What lines of the data include the string "name"? Copy them all.

__________

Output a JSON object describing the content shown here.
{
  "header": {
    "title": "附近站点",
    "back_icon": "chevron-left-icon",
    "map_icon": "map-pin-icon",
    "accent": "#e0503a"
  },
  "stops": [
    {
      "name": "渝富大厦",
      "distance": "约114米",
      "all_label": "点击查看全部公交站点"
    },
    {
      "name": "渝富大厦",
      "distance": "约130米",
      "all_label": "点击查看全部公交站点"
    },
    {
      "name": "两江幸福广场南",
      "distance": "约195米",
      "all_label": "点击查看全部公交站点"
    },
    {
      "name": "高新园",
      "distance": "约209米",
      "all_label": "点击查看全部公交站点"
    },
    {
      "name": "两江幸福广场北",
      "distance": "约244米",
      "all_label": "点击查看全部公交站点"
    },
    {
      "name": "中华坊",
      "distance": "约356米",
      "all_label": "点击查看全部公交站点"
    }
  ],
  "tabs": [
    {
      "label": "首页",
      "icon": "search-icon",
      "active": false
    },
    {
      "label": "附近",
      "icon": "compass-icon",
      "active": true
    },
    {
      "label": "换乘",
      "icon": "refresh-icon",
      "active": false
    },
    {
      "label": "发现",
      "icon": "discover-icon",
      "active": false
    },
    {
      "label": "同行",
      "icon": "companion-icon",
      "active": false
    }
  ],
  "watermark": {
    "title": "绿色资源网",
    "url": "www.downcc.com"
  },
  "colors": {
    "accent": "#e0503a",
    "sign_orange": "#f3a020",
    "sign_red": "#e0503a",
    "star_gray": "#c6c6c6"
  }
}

__________

● **Answer to this task**:
      "name": "渝富大厦",
      "name": "渝富大厦",
      "name": "两江幸福广场南",
      "name": "高新园",
      "name": "两江幸福广场北",
      "name": "中华坊",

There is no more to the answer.